● **REQUIRED TASK**
Can you transcribe every line exactly and leave the pictures behind?

● **Collection entries**

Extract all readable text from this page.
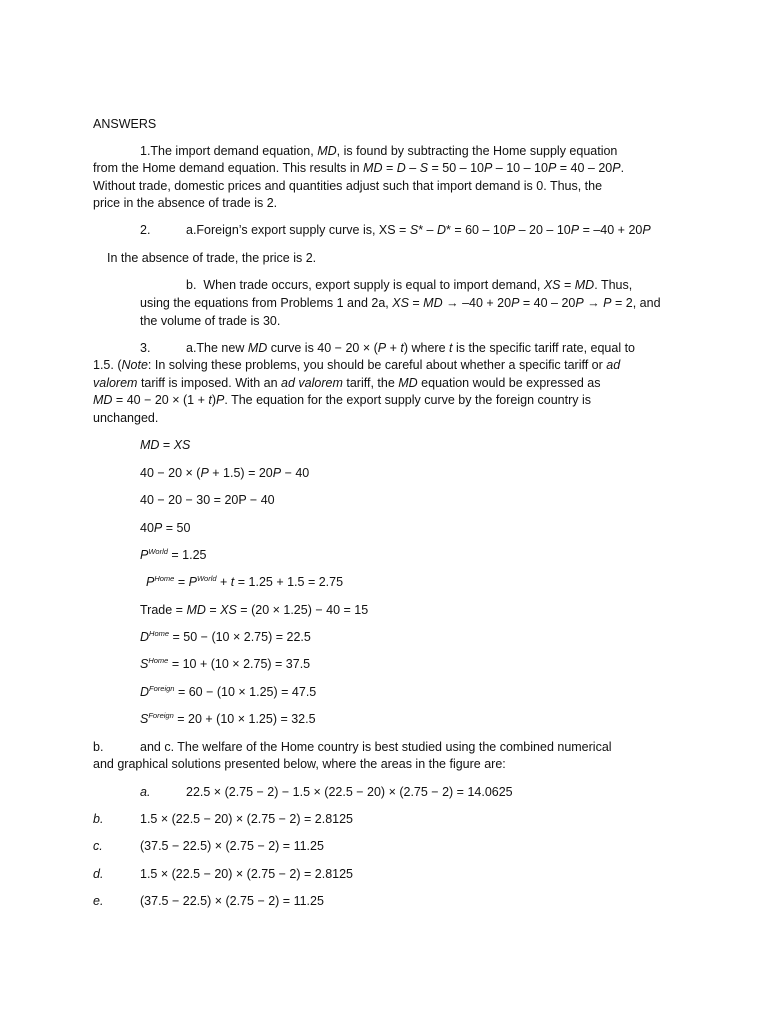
ANSWERS
1.The import demand equation, MD, is found by subtracting the Home supply equation
from the Home demand equation. This results in MD = D – S = 50 – 10P – 10 – 10P = 40 – 20P.
Without trade, domestic prices and quantities adjust such that import demand is 0. Thus, the
price in the absence of trade is 2.
2.	a.Foreign’s export supply curve is, XS = S* – D* = 60 – 10P – 20 – 10P = –40 + 20P
In the absence of trade, the price is 2.
b.  When trade occurs, export supply is equal to import demand, XS = MD. Thus,
using the equations from Problems 1 and 2a, XS = MD → –40 + 20P = 40 – 20P → P = 2, and
the volume of trade is 30.
3.	a.The new MD curve is 40 − 20 × (P + t) where t is the specific tariff rate, equal to
1.5. (Note: In solving these problems, you should be careful about whether a specific tariff or ad
valorem tariff is imposed. With an ad valorem tariff, the MD equation would be expressed as
MD = 40 − 20 × (1 + t)P. The equation for the export supply curve by the foreign country is
unchanged.
MD = XS
40 − 20 × (P + 1.5) = 20P − 40
40 − 20 − 30 = 20P − 40
40P = 50
$P^{World} = 1.25$
$P^{Home} = P^{World} + t = 1.25 + 1.5 = 2.75$
Trade = MD = XS = (20 × 1.25) − 40 = 15
$D^{Home} = 50 - (10 \times 2.75) = 22.5$
$S^{Home} = 10 + (10 \times 2.75) = 37.5$
$D^{Foreign} = 60 - (10 \times 1.25) = 47.5$
$S^{Foreign} = 20 + (10 \times 1.25) = 32.5$
b.	and c. The welfare of the Home country is best studied using the combined numerical
and graphical solutions presented below, where the areas in the figure are:
a.	22.5 × (2.75 − 2) − 1.5 × (22.5 − 20) × (2.75 − 2) = 14.0625
b.	1.5 × (22.5 − 20) × (2.75 − 2) = 2.8125
c.	(37.5 − 22.5) × (2.75 − 2) = 11.25
d.	1.5 × (22.5 − 20) × (2.75 − 2) = 2.8125
e.	(37.5 − 22.5) × (2.75 − 2) = 11.25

● **RESPONSE TO THE EXERCISE**
Extract all readable text from this page.
ANSWERS
1.The import demand equation, MD, is found by subtracting the Home supply equation
from the Home demand equation. This results in MD = D – S = 50 – 10P – 10 – 10P = 40 – 20P.
Without trade, domestic prices and quantities adjust such that import demand is 0. Thus, the
price in the absence of trade is 2.
2.	a.Foreign’s export supply curve is, XS = S* – D* = 60 – 10P – 20 – 10P = –40 + 20P
In the absence of trade, the price is 2.
b.  When trade occurs, export supply is equal to import demand, XS = MD. Thus,
using the equations from Problems 1 and 2a, XS = MD → –40 + 20P = 40 – 20P → P = 2, and
the volume of trade is 30.
3.	a.The new MD curve is 40 − 20 × (P + t) where t is the specific tariff rate, equal to
1.5. (Note: In solving these problems, you should be careful about whether a specific tariff or ad
valorem tariff is imposed. With an ad valorem tariff, the MD equation would be expressed as
MD = 40 − 20 × (1 + t)P. The equation for the export supply curve by the foreign country is
unchanged.
MD = XS
40 − 20 × (P + 1.5) = 20P − 40
40 − 20 − 30 = 20P − 40
40P = 50
$P^{World} = 1.25$
$P^{Home} = P^{World} + t = 1.25 + 1.5 = 2.75$
Trade = MD = XS = (20 × 1.25) − 40 = 15
$D^{Home} = 50 - (10 \times 2.75) = 22.5$
$S^{Home} = 10 + (10 \times 2.75) = 37.5$
$D^{Foreign} = 60 - (10 \times 1.25) = 47.5$
$S^{Foreign} = 20 + (10 \times 1.25) = 32.5$
b.	and c. The welfare of the Home country is best studied using the combined numerical
and graphical solutions presented below, where the areas in the figure are:
a.	22.5 × (2.75 − 2) − 1.5 × (22.5 − 20) × (2.75 − 2) = 14.0625
b.	1.5 × (22.5 − 20) × (2.75 − 2) = 2.8125
c.	(37.5 − 22.5) × (2.75 − 2) = 11.25
d.	1.5 × (22.5 − 20) × (2.75 − 2) = 2.8125
e.	(37.5 − 22.5) × (2.75 − 2) = 11.25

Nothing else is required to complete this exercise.